▶ [INFORMATION GIVEN]:
-=-=-=-=-
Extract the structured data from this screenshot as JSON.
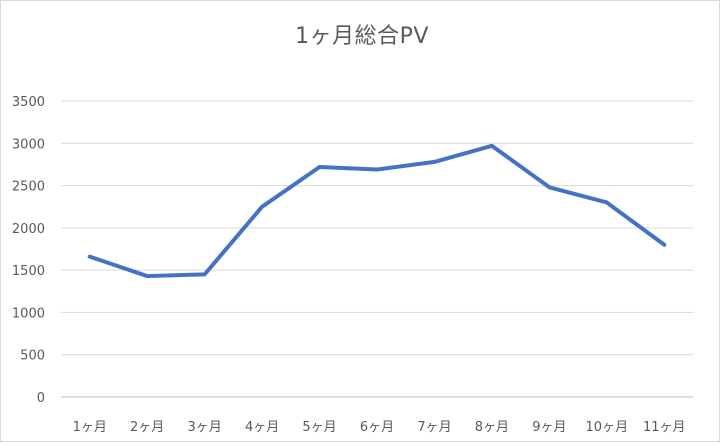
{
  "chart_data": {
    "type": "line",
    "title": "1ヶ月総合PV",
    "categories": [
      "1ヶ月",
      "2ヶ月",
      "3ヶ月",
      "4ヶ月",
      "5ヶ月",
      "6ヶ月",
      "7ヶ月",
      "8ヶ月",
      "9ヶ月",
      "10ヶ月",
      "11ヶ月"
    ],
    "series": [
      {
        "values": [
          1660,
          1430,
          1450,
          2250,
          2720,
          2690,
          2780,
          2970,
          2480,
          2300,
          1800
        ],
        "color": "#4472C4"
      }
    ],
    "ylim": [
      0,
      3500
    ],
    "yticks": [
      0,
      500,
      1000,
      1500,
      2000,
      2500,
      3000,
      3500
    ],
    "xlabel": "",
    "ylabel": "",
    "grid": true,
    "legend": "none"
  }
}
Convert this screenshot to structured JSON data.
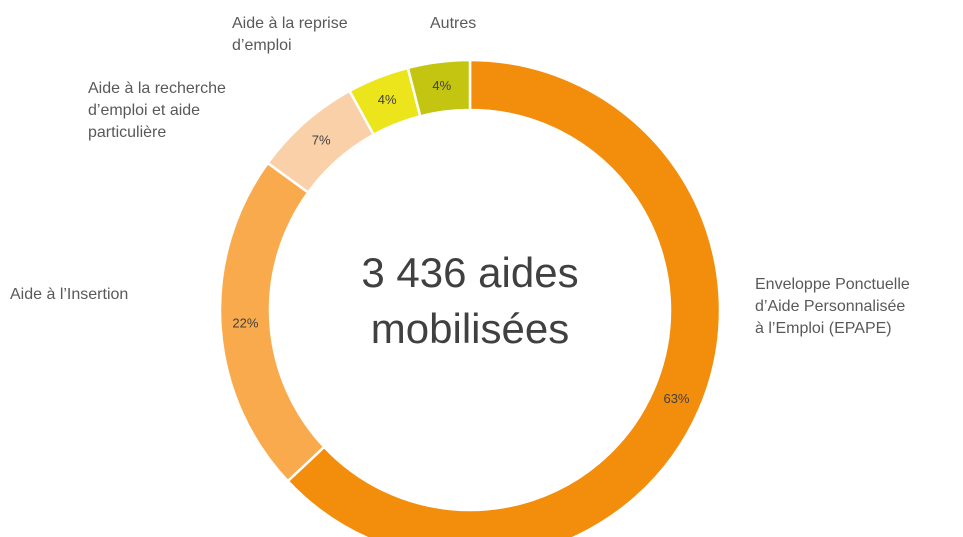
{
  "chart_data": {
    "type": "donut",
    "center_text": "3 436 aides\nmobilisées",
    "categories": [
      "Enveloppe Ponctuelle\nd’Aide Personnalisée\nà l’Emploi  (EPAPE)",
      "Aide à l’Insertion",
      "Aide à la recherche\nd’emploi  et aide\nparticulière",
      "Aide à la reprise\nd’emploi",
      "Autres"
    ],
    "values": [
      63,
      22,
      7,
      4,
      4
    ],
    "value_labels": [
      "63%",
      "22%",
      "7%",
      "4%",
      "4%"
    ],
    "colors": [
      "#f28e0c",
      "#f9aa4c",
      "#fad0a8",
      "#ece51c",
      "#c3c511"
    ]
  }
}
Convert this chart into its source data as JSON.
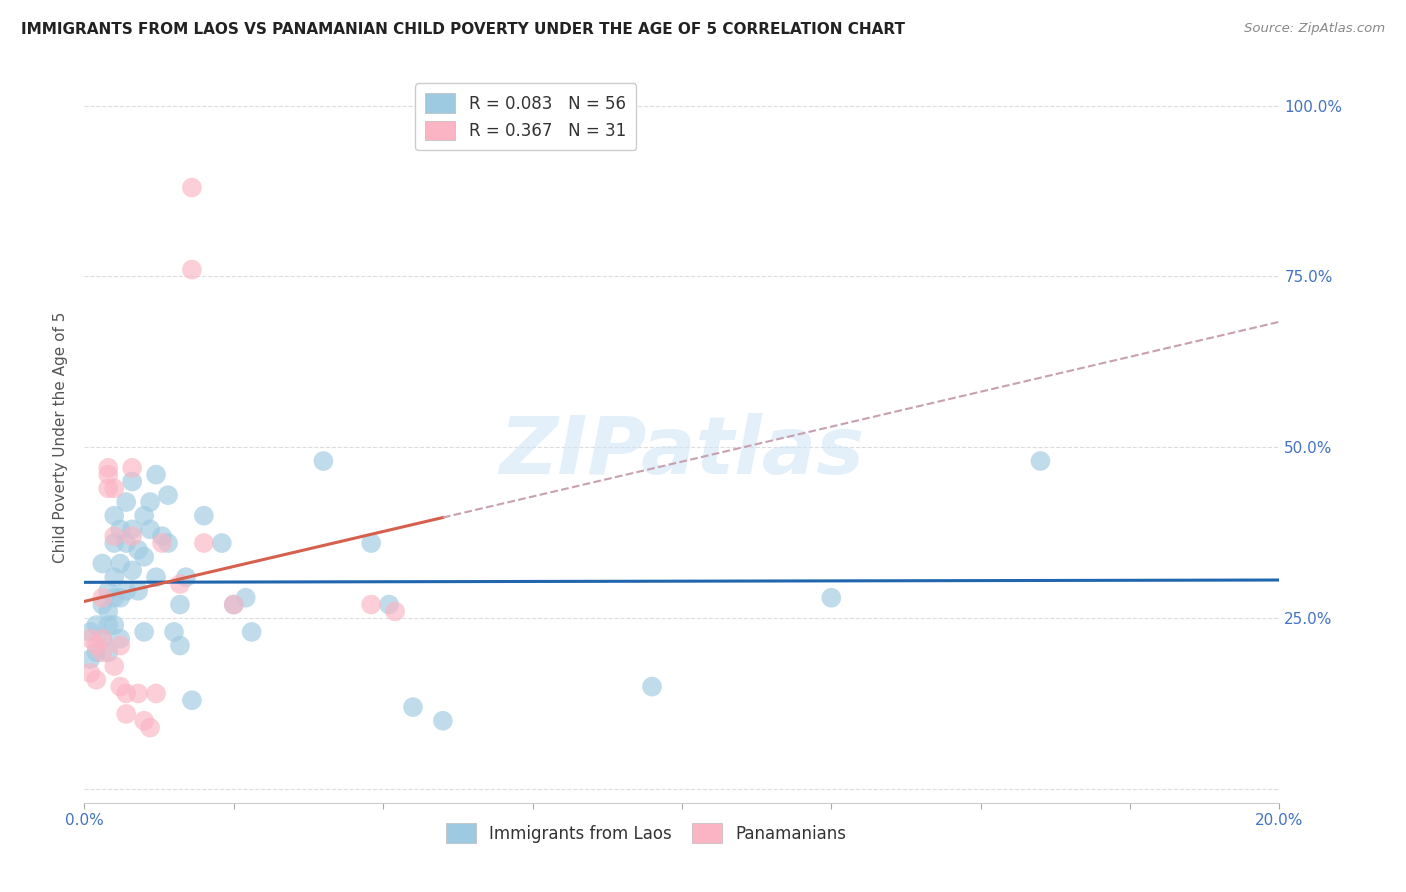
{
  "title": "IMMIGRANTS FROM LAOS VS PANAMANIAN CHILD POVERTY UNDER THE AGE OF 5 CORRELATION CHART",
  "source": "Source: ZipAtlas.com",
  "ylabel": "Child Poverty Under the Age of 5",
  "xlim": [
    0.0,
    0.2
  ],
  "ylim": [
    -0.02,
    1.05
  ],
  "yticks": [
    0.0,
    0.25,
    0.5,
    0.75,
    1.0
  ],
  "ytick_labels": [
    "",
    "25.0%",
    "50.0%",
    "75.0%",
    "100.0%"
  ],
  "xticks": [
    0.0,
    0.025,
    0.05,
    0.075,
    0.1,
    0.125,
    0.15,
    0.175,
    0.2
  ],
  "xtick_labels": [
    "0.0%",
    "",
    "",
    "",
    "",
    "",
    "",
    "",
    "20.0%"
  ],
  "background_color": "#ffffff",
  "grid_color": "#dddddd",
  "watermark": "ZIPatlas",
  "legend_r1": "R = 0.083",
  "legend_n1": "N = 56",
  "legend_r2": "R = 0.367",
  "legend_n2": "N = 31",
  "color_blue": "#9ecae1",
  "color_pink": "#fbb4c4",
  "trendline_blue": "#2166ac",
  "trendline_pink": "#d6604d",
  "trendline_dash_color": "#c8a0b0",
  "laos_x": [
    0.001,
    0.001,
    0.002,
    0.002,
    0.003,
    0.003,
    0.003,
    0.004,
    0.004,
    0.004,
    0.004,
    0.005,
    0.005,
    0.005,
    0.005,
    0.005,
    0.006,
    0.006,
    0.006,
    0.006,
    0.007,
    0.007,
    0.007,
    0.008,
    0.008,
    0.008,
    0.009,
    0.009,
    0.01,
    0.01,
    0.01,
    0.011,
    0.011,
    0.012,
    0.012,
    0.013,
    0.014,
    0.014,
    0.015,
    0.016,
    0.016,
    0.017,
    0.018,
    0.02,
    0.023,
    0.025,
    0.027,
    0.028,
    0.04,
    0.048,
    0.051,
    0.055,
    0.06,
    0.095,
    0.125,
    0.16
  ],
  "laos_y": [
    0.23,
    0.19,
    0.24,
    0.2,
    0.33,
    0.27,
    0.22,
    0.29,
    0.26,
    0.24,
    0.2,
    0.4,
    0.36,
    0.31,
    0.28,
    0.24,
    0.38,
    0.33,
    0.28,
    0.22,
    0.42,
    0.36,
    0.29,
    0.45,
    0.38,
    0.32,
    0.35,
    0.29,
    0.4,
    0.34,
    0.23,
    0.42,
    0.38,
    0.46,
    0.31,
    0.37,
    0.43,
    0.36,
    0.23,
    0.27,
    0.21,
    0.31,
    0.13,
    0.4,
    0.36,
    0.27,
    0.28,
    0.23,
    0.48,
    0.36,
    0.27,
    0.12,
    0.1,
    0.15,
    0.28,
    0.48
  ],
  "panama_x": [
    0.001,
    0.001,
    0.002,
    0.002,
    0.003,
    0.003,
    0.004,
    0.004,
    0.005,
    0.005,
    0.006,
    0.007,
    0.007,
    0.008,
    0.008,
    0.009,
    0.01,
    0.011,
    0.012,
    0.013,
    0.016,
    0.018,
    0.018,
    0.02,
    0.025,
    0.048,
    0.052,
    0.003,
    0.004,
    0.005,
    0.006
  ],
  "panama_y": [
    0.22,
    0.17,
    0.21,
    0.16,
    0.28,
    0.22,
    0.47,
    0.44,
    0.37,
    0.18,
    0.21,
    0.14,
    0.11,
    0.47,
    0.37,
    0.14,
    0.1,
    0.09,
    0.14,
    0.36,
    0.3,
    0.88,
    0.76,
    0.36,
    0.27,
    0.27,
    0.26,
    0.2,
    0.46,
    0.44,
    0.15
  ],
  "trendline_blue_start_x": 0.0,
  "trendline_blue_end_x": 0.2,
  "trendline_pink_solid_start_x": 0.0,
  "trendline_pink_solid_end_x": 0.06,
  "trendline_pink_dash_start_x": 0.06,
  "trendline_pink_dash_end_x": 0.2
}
-=-=-=-=-
▶ [CHALLENGE]: Omit any images, then output the listing exactly.

▶ [COMPLETE RESPONSE]:
Extract the structured data from this screenshot as JSON.
{
  "chart_data": {
    "type": "line",
    "title": "1ヶ月総合PV",
    "categories": [
      "1ヶ月",
      "2ヶ月",
      "3ヶ月",
      "4ヶ月",
      "5ヶ月",
      "6ヶ月",
      "7ヶ月",
      "8ヶ月",
      "9ヶ月",
      "10ヶ月",
      "11ヶ月"
    ],
    "series": [
      {
        "values": [
          1660,
          1430,
          1450,
          2250,
          2720,
          2690,
          2780,
          2970,
          2480,
          2300,
          1800
        ],
        "color": "#4472C4"
      }
    ],
    "ylim": [
      0,
      3500
    ],
    "yticks": [
      0,
      500,
      1000,
      1500,
      2000,
      2500,
      3000,
      3500
    ],
    "xlabel": "",
    "ylabel": "",
    "grid": true,
    "legend": "none"
  }
}
Convert this screenshot to structured JSON data.
{
  "chart_data": {
    "type": "donut",
    "center_text": "3 436 aides\nmobilisées",
    "categories": [
      "Enveloppe Ponctuelle\nd’Aide Personnalisée\nà l’Emploi  (EPAPE)",
      "Aide à l’Insertion",
      "Aide à la recherche\nd’emploi  et aide\nparticulière",
      "Aide à la reprise\nd’emploi",
      "Autres"
    ],
    "values": [
      63,
      22,
      7,
      4,
      4
    ],
    "value_labels": [
      "63%",
      "22%",
      "7%",
      "4%",
      "4%"
    ],
    "colors": [
      "#f28e0c",
      "#f9aa4c",
      "#fad0a8",
      "#ece51c",
      "#c3c511"
    ]
  }
}
Convert this chart into its source data as JSON.
{
  "title": "IMMIGRANTS FROM LAOS VS PANAMANIAN CHILD POVERTY UNDER THE AGE OF 5 CORRELATION CHART",
  "source": "Source: ZipAtlas.com",
  "ylabel": "Child Poverty Under the Age of 5",
  "xlim": [
    0.0,
    0.2
  ],
  "ylim": [
    -0.02,
    1.05
  ],
  "yticks": [
    0.0,
    0.25,
    0.5,
    0.75,
    1.0
  ],
  "ytick_labels": [
    "",
    "25.0%",
    "50.0%",
    "75.0%",
    "100.0%"
  ],
  "xticks": [
    0.0,
    0.025,
    0.05,
    0.075,
    0.1,
    0.125,
    0.15,
    0.175,
    0.2
  ],
  "xtick_labels": [
    "0.0%",
    "",
    "",
    "",
    "",
    "",
    "",
    "",
    "20.0%"
  ],
  "background_color": "#ffffff",
  "grid_color": "#dddddd",
  "watermark": "ZIPatlas",
  "legend_r1": "R = 0.083",
  "legend_n1": "N = 56",
  "legend_r2": "R = 0.367",
  "legend_n2": "N = 31",
  "color_blue": "#9ecae1",
  "color_pink": "#fbb4c4",
  "trendline_blue": "#2166ac",
  "trendline_pink": "#d6604d",
  "trendline_dash_color": "#c8a0b0",
  "laos_x": [
    0.001,
    0.001,
    0.002,
    0.002,
    0.003,
    0.003,
    0.003,
    0.004,
    0.004,
    0.004,
    0.004,
    0.005,
    0.005,
    0.005,
    0.005,
    0.005,
    0.006,
    0.006,
    0.006,
    0.006,
    0.007,
    0.007,
    0.007,
    0.008,
    0.008,
    0.008,
    0.009,
    0.009,
    0.01,
    0.01,
    0.01,
    0.011,
    0.011,
    0.012,
    0.012,
    0.013,
    0.014,
    0.014,
    0.015,
    0.016,
    0.016,
    0.017,
    0.018,
    0.02,
    0.023,
    0.025,
    0.027,
    0.028,
    0.04,
    0.048,
    0.051,
    0.055,
    0.06,
    0.095,
    0.125,
    0.16
  ],
  "laos_y": [
    0.23,
    0.19,
    0.24,
    0.2,
    0.33,
    0.27,
    0.22,
    0.29,
    0.26,
    0.24,
    0.2,
    0.4,
    0.36,
    0.31,
    0.28,
    0.24,
    0.38,
    0.33,
    0.28,
    0.22,
    0.42,
    0.36,
    0.29,
    0.45,
    0.38,
    0.32,
    0.35,
    0.29,
    0.4,
    0.34,
    0.23,
    0.42,
    0.38,
    0.46,
    0.31,
    0.37,
    0.43,
    0.36,
    0.23,
    0.27,
    0.21,
    0.31,
    0.13,
    0.4,
    0.36,
    0.27,
    0.28,
    0.23,
    0.48,
    0.36,
    0.27,
    0.12,
    0.1,
    0.15,
    0.28,
    0.48
  ],
  "panama_x": [
    0.001,
    0.001,
    0.002,
    0.002,
    0.003,
    0.003,
    0.004,
    0.004,
    0.005,
    0.005,
    0.006,
    0.007,
    0.007,
    0.008,
    0.008,
    0.009,
    0.01,
    0.011,
    0.012,
    0.013,
    0.016,
    0.018,
    0.018,
    0.02,
    0.025,
    0.048,
    0.052,
    0.003,
    0.004,
    0.005,
    0.006
  ],
  "panama_y": [
    0.22,
    0.17,
    0.21,
    0.16,
    0.28,
    0.22,
    0.47,
    0.44,
    0.37,
    0.18,
    0.21,
    0.14,
    0.11,
    0.47,
    0.37,
    0.14,
    0.1,
    0.09,
    0.14,
    0.36,
    0.3,
    0.88,
    0.76,
    0.36,
    0.27,
    0.27,
    0.26,
    0.2,
    0.46,
    0.44,
    0.15
  ],
  "trendline_blue_start_x": 0.0,
  "trendline_blue_end_x": 0.2,
  "trendline_pink_solid_start_x": 0.0,
  "trendline_pink_solid_end_x": 0.06,
  "trendline_pink_dash_start_x": 0.06,
  "trendline_pink_dash_end_x": 0.2
}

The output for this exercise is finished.